╔══
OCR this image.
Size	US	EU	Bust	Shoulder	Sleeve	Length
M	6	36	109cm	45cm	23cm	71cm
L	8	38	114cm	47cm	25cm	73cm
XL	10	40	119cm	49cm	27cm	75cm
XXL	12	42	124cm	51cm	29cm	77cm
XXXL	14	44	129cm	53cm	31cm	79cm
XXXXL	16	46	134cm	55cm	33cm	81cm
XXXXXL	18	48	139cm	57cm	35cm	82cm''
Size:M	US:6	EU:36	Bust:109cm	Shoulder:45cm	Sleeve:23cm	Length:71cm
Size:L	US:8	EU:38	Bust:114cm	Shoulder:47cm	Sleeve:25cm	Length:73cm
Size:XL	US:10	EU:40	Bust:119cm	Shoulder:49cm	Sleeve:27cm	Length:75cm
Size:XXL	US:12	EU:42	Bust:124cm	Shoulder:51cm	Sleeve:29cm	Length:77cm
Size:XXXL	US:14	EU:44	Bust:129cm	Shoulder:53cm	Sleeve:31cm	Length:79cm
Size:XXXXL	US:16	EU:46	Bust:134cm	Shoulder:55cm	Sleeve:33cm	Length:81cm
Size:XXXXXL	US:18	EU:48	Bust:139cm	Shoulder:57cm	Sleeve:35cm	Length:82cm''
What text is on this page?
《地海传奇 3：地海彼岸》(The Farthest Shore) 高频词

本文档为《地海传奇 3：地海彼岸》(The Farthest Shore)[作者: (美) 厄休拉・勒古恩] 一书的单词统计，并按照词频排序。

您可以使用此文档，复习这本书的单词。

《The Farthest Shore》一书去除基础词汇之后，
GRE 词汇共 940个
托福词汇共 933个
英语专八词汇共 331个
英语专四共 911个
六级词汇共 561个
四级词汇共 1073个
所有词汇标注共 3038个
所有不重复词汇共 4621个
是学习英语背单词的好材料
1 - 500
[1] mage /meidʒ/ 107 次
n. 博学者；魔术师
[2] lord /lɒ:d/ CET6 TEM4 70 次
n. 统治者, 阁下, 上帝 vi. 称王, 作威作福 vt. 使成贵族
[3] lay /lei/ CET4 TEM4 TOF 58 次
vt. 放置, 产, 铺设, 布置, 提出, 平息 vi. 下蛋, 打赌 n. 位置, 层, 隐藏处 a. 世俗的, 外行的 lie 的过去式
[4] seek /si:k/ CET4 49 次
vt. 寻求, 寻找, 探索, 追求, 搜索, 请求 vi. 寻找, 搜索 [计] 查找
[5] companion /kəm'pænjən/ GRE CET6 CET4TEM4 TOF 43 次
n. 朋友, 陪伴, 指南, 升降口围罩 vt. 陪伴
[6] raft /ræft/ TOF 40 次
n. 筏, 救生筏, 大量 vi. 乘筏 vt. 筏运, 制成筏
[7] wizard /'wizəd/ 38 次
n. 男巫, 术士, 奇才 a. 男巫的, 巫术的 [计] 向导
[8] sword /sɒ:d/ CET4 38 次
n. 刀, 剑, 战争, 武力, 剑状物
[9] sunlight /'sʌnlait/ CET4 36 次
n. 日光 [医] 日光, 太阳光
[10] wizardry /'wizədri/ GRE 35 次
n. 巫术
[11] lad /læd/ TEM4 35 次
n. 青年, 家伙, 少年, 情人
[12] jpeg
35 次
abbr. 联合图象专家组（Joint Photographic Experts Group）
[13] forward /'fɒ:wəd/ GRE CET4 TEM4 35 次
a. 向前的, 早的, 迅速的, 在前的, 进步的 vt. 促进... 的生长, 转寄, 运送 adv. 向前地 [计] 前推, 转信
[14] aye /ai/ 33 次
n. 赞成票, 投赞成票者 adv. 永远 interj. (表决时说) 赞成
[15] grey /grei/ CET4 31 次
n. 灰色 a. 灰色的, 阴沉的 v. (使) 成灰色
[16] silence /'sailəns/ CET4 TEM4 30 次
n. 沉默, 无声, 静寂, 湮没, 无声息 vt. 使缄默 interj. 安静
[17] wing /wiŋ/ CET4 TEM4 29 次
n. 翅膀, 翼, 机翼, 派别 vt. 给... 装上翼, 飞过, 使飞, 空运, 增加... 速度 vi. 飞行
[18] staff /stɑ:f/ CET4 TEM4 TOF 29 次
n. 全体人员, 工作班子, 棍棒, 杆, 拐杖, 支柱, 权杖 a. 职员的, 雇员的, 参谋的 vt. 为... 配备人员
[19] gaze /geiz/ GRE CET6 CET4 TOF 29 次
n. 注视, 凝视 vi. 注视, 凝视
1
╚══
## Exercise requirements
Search the entries for the word "XXXXXL", then list each line that holds it.

## Finished answer
XXXXXL	18	48	139cm	57cm	35cm	82cm''
Size:XXXXXL	US:18	EU:48	Bust:139cm	Shoulder:57cm	Sleeve:35cm	Length:82cm''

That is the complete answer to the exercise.